* _Work required_: Check every line below for the string "luctus", and copy the lines that contain it.

(Extracted records)
Start
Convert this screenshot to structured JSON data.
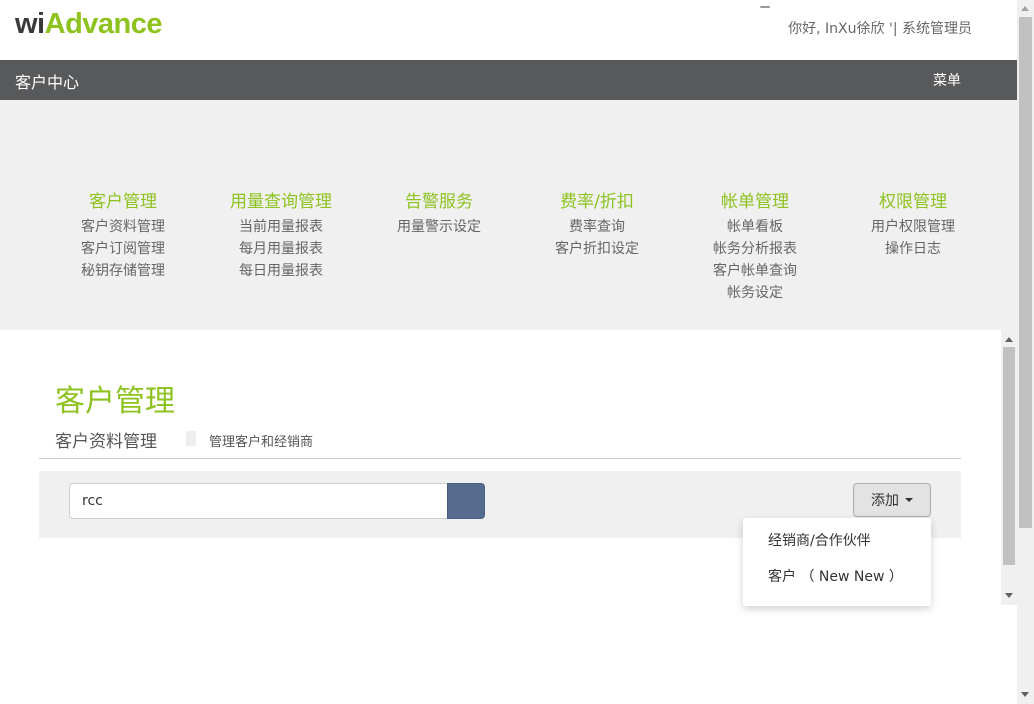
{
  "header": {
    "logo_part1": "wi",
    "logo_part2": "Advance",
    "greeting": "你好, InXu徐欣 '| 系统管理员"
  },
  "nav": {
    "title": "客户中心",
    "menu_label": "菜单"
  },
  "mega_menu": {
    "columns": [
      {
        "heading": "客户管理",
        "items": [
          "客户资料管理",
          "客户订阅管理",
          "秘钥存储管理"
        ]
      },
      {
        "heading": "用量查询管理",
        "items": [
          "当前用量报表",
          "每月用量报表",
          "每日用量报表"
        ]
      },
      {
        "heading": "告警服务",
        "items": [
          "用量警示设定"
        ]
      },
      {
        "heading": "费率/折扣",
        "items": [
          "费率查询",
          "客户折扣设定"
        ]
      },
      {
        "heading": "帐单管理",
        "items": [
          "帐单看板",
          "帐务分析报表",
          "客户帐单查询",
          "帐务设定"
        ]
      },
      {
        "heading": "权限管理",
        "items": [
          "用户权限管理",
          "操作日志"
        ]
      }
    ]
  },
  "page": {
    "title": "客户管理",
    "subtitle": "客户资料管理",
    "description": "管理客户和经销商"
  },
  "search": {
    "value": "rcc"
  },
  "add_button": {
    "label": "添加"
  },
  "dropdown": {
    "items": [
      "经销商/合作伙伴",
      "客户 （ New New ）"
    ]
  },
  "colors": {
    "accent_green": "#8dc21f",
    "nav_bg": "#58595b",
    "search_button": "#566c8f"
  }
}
End
Start
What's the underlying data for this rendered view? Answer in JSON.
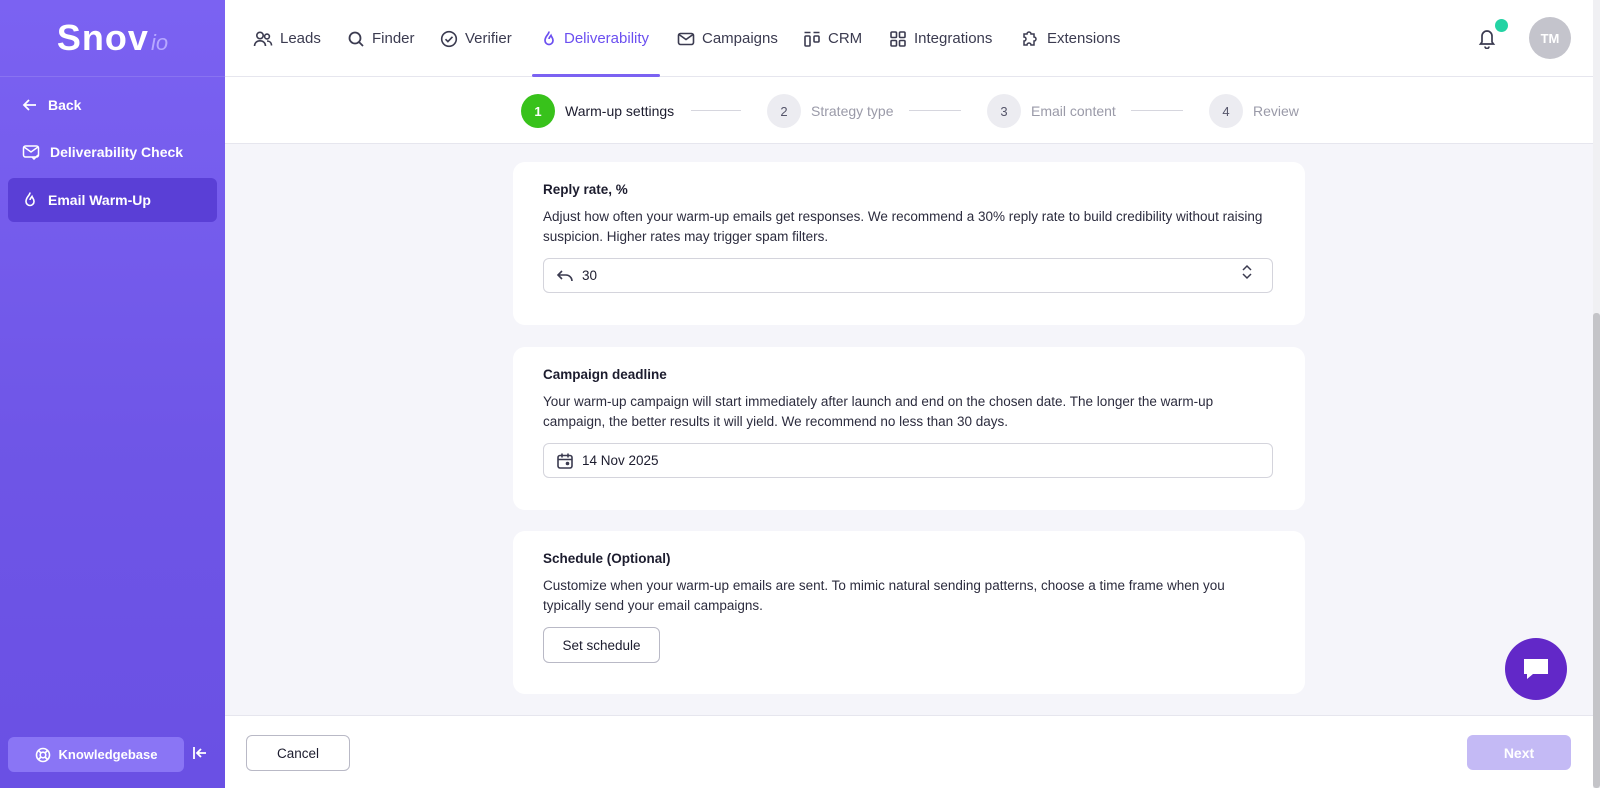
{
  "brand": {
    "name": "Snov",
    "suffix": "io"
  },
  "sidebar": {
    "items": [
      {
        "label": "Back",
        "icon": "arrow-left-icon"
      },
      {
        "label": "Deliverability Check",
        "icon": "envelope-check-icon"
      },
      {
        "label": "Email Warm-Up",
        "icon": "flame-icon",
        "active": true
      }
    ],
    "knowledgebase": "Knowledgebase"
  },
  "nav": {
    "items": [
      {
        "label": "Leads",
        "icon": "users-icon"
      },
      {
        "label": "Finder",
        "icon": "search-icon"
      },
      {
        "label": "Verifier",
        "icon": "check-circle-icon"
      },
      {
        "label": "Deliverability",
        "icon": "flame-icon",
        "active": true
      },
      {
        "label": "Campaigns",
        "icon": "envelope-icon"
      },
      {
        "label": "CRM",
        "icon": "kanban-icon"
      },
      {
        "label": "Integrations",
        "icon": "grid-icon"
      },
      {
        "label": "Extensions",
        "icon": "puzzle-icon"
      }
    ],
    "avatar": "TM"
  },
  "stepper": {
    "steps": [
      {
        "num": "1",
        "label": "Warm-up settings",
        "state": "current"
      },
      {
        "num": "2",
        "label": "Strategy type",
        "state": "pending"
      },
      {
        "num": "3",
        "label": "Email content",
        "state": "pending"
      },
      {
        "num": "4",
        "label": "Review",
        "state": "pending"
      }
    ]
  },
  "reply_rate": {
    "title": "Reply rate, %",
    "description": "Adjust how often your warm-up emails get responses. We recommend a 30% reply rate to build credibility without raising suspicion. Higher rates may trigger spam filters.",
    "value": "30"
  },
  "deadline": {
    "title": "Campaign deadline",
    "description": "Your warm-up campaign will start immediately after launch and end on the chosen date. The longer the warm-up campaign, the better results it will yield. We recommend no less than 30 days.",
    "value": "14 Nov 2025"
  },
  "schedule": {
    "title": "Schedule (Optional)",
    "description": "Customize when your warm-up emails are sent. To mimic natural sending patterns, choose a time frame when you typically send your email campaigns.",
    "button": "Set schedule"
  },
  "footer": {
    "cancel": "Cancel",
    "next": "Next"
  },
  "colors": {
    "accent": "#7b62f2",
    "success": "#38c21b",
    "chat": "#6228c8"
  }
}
End
Start
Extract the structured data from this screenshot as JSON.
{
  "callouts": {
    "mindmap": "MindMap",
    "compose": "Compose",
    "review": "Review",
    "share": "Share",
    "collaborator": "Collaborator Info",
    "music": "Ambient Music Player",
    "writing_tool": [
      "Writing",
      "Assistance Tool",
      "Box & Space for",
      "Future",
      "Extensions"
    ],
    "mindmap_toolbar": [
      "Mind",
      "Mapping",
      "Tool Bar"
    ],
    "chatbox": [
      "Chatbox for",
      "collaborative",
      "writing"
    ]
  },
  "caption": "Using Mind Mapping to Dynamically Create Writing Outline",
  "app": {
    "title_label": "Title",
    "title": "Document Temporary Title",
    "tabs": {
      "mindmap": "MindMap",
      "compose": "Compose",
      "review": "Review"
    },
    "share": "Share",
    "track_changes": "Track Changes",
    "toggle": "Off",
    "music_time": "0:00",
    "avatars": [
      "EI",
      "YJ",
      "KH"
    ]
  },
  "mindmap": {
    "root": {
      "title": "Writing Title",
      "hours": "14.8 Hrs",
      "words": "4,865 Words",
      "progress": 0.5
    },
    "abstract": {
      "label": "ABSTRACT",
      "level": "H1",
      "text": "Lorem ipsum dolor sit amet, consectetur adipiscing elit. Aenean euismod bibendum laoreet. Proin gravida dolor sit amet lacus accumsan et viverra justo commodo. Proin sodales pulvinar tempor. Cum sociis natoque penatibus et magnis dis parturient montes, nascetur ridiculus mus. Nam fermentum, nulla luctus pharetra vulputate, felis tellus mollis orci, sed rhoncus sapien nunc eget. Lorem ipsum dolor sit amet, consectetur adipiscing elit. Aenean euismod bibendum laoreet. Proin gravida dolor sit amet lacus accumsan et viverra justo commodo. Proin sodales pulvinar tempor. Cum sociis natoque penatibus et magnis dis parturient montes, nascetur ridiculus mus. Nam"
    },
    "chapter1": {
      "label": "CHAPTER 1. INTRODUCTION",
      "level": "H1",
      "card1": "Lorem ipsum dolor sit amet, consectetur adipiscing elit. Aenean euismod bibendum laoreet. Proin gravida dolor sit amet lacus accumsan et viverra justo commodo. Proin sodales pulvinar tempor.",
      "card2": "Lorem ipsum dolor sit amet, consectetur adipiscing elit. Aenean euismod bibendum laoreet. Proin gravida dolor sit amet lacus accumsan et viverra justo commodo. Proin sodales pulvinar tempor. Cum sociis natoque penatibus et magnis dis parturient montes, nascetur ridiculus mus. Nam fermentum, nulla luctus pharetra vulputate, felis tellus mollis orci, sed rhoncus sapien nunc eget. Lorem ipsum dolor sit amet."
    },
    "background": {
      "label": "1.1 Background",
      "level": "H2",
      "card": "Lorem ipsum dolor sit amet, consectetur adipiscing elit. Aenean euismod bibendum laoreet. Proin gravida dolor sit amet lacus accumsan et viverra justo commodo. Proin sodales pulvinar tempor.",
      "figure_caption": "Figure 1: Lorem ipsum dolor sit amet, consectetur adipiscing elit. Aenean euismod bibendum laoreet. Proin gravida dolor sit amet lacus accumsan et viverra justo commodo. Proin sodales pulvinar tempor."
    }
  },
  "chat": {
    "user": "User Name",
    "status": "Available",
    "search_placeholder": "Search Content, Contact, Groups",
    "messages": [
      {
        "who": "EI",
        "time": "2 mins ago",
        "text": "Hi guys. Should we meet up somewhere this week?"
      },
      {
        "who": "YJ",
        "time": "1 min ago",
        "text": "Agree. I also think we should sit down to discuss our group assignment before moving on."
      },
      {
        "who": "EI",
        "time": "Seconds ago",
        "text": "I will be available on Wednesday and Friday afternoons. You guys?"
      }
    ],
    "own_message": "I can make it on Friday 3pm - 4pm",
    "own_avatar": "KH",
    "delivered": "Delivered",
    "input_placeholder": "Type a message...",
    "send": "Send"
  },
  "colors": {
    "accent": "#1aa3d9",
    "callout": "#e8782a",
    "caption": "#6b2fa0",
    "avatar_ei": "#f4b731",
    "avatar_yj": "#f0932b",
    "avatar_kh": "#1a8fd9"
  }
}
End
* _Task output_:
      "text": "Lorem ipsum dolor sit amet, consectetur adipiscing elit. Aenean euismod bibendum laoreet. Proin gravida dolor sit amet lacus accumsan et viverra justo commodo. Proin sodales pulvinar tempor. Cum sociis natoque penatibus et magnis dis parturient montes, nascetur ridiculus mus. Nam fermentum, nulla luctus pharetra vulputate, felis tellus mollis orci, sed rhoncus sapien nunc eget. Lorem ipsum dolor sit amet, consectetur adipiscing elit. Aenean euismod bibendum laoreet. Proin gravida dolor sit amet lacus accumsan et viverra justo commodo. Proin sodales pulvinar tempor. Cum sociis natoque penatibus et magnis dis parturient montes, nascetur ridiculus mus. Nam"
      "card2": "Lorem ipsum dolor sit amet, consectetur adipiscing elit. Aenean euismod bibendum laoreet. Proin gravida dolor sit amet lacus accumsan et viverra justo commodo. Proin sodales pulvinar tempor. Cum sociis natoque penatibus et magnis dis parturient montes, nascetur ridiculus mus. Nam fermentum, nulla luctus pharetra vulputate, felis tellus mollis orci, sed rhoncus sapien nunc eget. Lorem ipsum dolor sit amet."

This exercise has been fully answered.